Single out the lines of the material that contain "year" and copy them.

#### Provided data:
-------
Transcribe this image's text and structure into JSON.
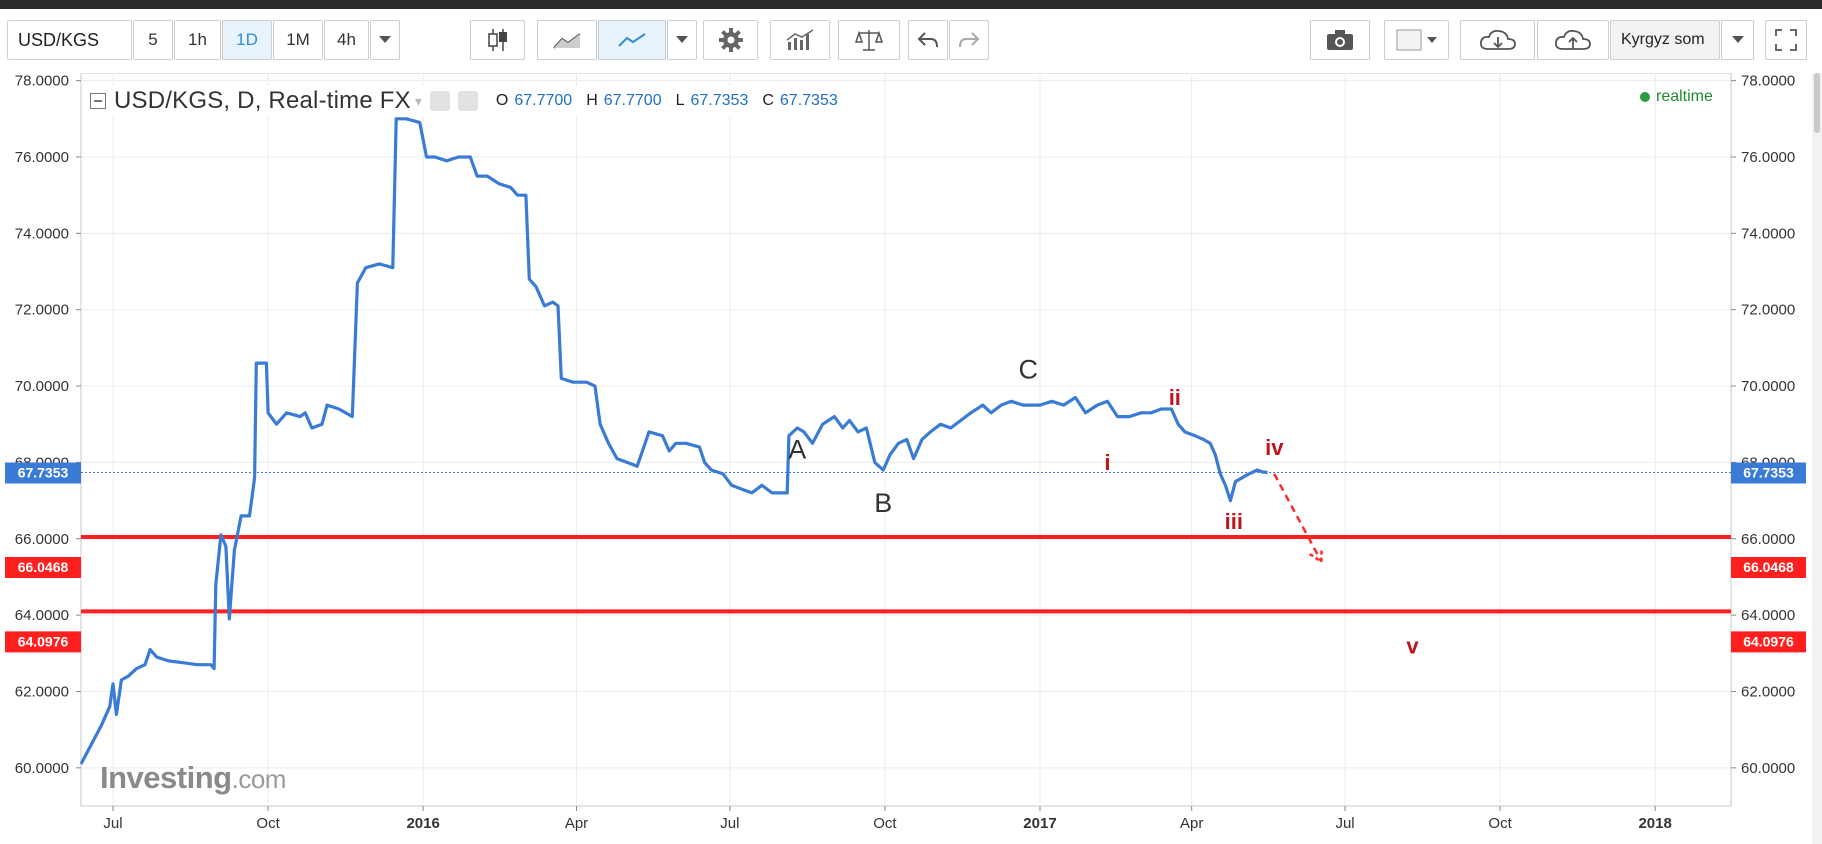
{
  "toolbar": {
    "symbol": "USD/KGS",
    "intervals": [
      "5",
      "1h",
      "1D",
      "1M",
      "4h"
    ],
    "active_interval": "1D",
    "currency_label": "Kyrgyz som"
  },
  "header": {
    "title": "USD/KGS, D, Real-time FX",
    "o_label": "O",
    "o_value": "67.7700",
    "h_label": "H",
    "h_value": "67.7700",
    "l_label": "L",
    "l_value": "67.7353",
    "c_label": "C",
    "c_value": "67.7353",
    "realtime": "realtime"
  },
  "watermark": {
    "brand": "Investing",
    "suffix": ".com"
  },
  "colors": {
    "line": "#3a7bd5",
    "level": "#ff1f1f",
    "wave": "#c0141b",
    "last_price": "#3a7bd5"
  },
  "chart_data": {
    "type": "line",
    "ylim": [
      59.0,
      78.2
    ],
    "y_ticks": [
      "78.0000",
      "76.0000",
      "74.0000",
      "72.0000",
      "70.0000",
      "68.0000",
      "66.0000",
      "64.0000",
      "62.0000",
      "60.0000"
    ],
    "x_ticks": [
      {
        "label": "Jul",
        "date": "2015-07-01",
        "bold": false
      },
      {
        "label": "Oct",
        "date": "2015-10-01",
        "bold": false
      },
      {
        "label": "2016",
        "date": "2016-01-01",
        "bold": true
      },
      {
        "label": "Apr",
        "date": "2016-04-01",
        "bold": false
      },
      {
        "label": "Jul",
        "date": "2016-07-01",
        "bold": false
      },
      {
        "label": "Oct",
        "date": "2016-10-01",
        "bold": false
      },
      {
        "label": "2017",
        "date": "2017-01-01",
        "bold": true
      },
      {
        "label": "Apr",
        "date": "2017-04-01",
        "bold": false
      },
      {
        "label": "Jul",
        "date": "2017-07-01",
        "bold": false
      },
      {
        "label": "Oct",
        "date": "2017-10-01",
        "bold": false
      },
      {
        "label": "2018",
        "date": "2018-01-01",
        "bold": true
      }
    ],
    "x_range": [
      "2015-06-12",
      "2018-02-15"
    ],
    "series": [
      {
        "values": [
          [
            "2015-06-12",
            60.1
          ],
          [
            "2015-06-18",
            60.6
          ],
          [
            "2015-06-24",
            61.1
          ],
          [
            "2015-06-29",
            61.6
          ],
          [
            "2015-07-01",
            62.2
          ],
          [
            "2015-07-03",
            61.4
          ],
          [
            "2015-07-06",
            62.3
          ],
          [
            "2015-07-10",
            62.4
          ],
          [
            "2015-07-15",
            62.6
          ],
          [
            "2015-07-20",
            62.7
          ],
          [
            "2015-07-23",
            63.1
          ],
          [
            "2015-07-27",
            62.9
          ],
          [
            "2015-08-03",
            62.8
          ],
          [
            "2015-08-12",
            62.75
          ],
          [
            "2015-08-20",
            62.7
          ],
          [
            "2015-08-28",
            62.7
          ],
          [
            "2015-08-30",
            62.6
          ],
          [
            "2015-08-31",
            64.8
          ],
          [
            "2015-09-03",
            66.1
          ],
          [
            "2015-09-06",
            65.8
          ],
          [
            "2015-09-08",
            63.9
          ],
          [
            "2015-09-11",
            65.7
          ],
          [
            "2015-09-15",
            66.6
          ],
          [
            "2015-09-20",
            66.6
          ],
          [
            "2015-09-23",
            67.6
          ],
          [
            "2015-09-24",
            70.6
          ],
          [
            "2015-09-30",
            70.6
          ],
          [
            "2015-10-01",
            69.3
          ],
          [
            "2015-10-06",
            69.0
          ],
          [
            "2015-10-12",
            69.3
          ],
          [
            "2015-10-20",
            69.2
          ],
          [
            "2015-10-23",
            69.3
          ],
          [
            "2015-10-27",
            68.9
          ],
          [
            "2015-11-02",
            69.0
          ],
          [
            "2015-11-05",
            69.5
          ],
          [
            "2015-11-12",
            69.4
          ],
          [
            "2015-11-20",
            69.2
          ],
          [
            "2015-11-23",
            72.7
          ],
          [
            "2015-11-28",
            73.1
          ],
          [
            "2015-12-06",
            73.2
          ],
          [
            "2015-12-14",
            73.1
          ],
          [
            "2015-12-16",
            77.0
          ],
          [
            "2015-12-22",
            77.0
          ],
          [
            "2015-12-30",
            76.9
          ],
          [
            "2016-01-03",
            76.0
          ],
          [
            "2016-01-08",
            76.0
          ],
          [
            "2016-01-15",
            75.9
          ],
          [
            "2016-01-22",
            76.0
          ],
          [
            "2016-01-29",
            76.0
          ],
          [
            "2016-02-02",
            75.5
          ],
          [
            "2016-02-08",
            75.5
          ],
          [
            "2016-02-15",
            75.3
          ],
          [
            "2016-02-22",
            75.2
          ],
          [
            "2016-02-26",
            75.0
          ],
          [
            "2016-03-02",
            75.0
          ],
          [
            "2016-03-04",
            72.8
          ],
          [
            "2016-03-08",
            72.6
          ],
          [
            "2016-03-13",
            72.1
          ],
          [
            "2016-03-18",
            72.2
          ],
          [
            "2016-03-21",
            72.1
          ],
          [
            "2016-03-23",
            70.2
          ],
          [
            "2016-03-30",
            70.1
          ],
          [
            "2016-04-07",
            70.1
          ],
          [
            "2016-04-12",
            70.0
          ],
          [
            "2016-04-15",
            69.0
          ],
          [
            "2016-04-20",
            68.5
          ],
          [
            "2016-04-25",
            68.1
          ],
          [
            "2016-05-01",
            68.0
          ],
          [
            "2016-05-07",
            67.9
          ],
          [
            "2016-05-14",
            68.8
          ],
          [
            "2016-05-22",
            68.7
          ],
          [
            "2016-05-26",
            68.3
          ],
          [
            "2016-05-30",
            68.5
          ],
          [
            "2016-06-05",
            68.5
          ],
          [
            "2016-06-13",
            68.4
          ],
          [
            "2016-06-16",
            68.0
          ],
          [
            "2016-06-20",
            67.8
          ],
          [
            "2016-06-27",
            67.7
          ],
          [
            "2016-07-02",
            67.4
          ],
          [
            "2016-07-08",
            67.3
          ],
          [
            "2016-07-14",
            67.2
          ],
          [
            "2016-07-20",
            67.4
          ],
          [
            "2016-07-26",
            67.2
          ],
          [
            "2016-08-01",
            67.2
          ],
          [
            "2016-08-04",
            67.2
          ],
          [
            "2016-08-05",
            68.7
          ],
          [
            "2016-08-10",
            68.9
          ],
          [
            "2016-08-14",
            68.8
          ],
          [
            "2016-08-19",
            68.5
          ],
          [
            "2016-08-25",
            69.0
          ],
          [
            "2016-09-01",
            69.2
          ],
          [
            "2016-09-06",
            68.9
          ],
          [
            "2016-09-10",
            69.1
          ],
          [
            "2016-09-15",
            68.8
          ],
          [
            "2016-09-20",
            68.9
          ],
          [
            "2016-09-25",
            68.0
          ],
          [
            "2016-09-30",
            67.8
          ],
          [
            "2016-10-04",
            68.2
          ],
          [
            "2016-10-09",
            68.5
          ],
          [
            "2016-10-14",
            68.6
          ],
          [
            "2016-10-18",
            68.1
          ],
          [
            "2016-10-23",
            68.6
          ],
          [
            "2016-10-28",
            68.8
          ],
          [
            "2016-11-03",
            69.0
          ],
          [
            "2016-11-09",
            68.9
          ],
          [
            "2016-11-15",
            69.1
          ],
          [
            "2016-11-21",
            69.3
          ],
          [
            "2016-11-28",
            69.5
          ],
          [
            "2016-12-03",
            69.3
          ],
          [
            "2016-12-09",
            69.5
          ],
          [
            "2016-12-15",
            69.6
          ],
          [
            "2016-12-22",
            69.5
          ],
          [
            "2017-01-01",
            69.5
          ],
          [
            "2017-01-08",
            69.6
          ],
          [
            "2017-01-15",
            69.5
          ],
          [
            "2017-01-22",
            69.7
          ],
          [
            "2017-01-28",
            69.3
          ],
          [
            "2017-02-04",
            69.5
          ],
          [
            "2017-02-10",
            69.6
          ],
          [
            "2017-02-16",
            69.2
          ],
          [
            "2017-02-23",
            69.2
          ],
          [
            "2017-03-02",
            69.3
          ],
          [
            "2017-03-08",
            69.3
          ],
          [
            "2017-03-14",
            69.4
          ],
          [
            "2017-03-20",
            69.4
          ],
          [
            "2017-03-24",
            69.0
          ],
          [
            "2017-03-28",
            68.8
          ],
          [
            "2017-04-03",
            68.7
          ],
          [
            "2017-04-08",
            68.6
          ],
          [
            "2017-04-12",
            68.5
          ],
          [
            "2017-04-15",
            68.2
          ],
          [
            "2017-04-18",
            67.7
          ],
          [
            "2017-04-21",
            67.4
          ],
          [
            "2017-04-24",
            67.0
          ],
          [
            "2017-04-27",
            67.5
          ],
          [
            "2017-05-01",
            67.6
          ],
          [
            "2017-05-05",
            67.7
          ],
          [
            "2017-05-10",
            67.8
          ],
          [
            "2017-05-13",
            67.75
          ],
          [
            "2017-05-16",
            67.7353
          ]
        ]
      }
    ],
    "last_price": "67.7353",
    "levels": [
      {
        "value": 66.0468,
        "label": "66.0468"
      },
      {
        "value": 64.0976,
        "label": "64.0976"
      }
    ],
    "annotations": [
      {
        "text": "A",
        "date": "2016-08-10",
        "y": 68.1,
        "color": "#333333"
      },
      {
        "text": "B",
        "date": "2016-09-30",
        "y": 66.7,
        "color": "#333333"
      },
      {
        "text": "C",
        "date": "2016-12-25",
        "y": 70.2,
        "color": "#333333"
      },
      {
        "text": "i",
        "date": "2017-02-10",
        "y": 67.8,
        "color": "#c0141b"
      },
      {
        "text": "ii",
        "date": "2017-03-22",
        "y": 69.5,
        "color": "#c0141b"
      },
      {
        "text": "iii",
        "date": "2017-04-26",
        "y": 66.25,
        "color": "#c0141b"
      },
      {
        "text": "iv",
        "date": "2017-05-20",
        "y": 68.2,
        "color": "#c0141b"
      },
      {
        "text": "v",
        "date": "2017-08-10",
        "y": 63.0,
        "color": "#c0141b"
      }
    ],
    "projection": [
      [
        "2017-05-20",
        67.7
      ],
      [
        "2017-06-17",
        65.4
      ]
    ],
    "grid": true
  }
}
-------
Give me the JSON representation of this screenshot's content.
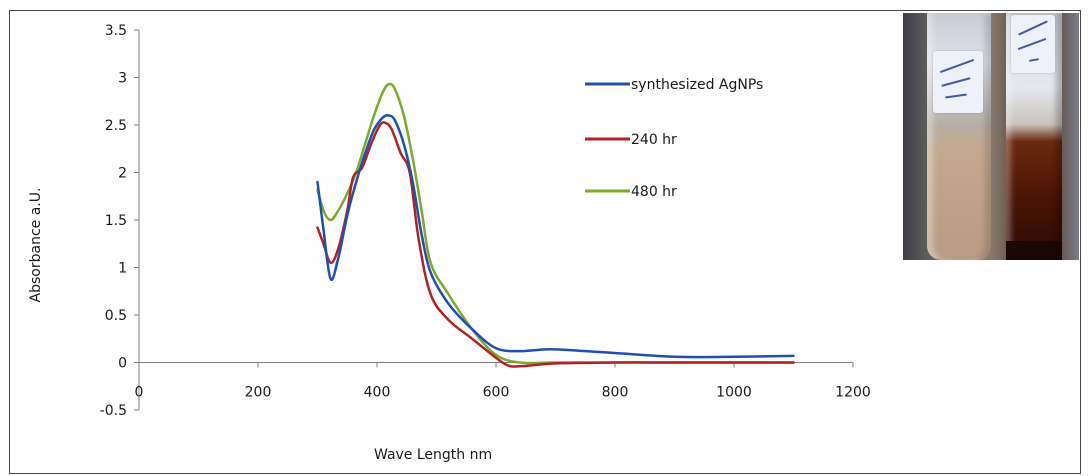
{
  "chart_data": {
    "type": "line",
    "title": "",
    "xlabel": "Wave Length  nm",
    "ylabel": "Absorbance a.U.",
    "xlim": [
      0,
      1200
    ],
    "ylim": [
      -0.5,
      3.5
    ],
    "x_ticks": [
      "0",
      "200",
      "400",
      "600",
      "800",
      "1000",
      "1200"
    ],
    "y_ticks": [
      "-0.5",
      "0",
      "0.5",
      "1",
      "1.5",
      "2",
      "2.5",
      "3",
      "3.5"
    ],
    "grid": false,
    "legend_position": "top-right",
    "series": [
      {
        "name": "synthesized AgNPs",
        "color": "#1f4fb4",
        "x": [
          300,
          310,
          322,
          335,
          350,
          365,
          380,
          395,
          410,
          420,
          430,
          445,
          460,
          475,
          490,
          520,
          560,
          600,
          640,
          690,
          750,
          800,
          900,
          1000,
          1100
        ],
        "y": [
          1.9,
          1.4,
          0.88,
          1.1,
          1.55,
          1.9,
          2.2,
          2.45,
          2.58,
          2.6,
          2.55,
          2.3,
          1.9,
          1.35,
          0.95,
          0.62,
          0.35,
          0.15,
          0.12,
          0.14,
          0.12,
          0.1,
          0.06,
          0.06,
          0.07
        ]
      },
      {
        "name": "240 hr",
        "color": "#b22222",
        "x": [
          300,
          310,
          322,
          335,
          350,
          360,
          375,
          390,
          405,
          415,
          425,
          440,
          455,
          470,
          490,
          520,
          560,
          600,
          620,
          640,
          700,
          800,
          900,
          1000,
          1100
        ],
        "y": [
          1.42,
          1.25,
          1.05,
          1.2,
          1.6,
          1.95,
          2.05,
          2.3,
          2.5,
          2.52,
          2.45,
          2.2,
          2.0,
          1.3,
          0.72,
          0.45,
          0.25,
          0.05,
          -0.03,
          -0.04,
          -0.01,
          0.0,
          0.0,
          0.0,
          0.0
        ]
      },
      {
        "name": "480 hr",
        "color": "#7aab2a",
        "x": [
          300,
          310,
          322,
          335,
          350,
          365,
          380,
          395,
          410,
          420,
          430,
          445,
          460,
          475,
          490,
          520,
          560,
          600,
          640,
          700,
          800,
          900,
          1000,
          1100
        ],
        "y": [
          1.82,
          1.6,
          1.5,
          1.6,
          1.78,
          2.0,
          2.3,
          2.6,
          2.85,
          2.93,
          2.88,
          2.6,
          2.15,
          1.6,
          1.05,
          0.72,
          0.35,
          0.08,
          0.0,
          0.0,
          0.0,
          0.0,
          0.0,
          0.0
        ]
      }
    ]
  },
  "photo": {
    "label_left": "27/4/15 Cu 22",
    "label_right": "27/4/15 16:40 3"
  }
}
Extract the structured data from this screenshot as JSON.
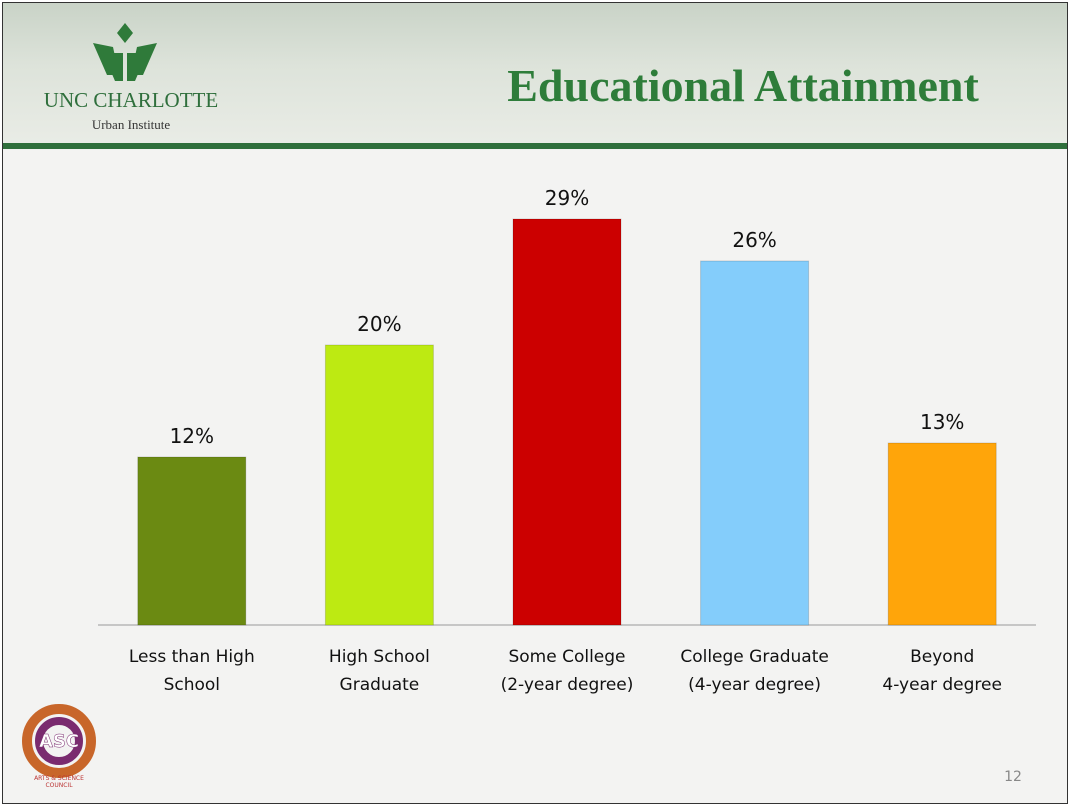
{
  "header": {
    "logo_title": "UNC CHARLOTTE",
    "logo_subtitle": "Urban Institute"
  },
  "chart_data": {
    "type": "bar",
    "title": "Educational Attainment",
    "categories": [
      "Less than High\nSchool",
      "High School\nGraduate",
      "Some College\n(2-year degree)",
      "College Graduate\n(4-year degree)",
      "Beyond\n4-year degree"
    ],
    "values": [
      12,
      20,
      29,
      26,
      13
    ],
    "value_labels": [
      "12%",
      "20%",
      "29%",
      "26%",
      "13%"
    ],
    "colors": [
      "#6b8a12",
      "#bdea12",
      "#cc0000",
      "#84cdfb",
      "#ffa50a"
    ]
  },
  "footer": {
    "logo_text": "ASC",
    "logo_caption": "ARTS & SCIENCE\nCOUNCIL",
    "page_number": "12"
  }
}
-------
#### Solution below:
      "Some College\n(2-year degree)",
      "College Graduate\n(4-year degree)",
      "Beyond\n4-year degree"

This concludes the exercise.